— Work to do —
Work out how many lines of the records hold the string "relative", and reply with that number alone.

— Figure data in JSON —

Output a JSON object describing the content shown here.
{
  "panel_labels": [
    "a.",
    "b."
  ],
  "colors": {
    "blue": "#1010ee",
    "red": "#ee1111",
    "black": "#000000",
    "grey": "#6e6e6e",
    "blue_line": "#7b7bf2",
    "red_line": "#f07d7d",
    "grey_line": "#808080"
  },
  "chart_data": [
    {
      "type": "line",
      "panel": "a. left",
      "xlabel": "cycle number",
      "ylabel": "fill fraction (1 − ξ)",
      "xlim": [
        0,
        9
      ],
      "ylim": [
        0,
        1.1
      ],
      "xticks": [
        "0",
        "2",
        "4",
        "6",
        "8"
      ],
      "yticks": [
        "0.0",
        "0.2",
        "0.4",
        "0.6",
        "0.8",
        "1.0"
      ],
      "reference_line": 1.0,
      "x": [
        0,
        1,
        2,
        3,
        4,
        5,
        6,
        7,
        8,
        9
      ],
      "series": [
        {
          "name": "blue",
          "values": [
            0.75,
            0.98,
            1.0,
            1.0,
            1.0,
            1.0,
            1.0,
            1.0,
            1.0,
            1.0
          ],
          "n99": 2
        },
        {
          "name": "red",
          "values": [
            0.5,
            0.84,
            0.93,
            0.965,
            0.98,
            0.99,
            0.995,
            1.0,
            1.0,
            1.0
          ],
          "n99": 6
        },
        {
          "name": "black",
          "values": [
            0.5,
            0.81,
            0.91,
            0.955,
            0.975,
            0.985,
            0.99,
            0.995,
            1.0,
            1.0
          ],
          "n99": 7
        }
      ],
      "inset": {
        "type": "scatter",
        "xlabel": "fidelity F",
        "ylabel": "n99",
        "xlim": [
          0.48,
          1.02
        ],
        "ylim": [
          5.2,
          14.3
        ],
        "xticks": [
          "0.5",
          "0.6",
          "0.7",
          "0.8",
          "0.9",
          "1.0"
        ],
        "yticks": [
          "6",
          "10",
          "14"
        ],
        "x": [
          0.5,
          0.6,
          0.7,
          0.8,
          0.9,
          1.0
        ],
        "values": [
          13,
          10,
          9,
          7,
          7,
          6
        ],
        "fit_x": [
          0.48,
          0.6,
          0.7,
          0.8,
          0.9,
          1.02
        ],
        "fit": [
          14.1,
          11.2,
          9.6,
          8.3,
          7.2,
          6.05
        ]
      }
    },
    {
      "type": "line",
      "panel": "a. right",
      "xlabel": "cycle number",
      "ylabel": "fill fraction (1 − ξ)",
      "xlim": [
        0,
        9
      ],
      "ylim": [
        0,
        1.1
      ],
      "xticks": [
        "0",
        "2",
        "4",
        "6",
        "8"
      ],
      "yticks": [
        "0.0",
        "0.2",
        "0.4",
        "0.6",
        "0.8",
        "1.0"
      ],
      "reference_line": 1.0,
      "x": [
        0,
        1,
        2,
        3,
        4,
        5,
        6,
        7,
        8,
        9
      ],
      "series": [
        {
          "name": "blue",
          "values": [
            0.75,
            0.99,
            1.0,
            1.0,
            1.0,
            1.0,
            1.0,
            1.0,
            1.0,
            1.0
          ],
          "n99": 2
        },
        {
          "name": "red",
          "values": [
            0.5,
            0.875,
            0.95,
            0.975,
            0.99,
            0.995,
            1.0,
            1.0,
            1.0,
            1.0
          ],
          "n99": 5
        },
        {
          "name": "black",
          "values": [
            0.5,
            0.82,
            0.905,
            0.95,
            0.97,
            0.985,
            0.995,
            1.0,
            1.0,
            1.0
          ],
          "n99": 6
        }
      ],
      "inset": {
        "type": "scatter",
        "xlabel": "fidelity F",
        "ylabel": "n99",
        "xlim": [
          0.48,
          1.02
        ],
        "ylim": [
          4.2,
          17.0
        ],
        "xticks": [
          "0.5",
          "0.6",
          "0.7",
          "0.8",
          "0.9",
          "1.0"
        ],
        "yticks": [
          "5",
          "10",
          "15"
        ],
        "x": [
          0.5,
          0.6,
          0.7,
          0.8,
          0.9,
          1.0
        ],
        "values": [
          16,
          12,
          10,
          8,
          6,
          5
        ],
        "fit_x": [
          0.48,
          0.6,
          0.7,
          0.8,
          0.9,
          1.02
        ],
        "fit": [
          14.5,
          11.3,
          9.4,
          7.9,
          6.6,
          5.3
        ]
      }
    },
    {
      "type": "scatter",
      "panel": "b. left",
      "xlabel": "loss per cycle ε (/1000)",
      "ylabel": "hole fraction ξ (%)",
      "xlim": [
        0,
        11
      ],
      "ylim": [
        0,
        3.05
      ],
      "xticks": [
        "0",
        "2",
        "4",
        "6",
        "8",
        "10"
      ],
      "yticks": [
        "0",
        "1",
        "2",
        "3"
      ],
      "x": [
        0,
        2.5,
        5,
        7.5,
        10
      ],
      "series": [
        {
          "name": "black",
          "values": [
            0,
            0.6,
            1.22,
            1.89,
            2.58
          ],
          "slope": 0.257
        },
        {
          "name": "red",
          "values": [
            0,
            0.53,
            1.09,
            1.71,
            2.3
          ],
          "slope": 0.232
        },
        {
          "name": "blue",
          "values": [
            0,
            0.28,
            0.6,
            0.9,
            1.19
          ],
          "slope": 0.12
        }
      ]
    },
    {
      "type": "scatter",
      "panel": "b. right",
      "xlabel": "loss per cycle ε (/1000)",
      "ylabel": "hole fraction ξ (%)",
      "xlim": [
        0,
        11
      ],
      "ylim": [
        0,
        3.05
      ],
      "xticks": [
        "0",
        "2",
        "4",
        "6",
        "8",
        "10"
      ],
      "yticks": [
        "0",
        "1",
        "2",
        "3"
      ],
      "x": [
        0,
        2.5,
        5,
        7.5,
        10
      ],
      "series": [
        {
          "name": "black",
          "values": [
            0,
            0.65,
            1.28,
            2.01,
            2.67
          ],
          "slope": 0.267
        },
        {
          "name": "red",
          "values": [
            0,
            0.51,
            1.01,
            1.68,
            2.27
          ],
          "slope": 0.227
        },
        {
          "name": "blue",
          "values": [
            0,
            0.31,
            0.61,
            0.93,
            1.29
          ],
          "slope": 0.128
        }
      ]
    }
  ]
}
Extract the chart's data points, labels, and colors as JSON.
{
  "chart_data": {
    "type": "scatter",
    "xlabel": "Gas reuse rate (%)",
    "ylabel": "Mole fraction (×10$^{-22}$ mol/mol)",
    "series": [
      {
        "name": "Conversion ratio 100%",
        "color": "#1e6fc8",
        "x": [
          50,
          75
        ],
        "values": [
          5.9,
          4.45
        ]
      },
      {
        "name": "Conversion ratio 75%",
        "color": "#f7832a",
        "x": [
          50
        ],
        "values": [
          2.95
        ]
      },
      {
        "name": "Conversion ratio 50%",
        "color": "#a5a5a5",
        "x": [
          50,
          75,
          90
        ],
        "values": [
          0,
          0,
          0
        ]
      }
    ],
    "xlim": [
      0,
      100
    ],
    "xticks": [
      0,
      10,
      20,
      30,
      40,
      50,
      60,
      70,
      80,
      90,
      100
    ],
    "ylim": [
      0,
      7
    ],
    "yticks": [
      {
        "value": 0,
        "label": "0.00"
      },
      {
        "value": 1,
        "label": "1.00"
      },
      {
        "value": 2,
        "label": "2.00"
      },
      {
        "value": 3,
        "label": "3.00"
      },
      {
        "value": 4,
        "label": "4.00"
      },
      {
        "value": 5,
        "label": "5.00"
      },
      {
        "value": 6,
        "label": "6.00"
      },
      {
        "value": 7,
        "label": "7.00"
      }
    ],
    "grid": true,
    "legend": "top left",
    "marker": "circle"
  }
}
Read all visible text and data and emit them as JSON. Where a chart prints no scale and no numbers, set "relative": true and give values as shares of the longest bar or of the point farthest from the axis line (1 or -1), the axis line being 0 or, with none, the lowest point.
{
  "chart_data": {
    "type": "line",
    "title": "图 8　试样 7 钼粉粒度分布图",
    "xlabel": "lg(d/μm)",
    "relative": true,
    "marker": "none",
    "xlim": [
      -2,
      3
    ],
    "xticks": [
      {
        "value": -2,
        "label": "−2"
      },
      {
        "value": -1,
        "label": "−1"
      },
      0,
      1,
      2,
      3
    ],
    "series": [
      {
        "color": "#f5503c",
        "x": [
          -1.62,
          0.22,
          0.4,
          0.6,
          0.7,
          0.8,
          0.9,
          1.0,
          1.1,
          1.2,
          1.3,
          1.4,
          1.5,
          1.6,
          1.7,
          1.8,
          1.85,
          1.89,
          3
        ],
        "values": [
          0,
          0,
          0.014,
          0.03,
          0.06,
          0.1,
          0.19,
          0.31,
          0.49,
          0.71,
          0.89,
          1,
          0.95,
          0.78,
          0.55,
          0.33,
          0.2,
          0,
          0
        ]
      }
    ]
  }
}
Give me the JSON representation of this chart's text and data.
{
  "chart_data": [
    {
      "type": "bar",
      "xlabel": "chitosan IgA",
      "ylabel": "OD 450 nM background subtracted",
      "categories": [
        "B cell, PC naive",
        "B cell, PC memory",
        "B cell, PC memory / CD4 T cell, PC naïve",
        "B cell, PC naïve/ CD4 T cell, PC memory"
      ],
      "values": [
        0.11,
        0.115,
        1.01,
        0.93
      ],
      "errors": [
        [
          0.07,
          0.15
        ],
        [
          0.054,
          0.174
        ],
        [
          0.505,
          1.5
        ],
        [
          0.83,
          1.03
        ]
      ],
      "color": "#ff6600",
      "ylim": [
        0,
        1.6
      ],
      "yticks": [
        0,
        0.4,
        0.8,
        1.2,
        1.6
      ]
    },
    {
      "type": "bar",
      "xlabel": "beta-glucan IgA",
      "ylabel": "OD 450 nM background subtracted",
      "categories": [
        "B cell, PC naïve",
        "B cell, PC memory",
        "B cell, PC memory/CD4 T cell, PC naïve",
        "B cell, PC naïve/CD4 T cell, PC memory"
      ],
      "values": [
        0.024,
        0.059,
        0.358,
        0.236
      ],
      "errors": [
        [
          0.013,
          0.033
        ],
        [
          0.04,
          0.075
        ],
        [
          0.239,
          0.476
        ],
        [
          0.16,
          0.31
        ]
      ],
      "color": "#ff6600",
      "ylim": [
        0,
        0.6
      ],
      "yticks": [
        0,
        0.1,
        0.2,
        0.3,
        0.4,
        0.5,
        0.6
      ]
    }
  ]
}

— Problem solution —
2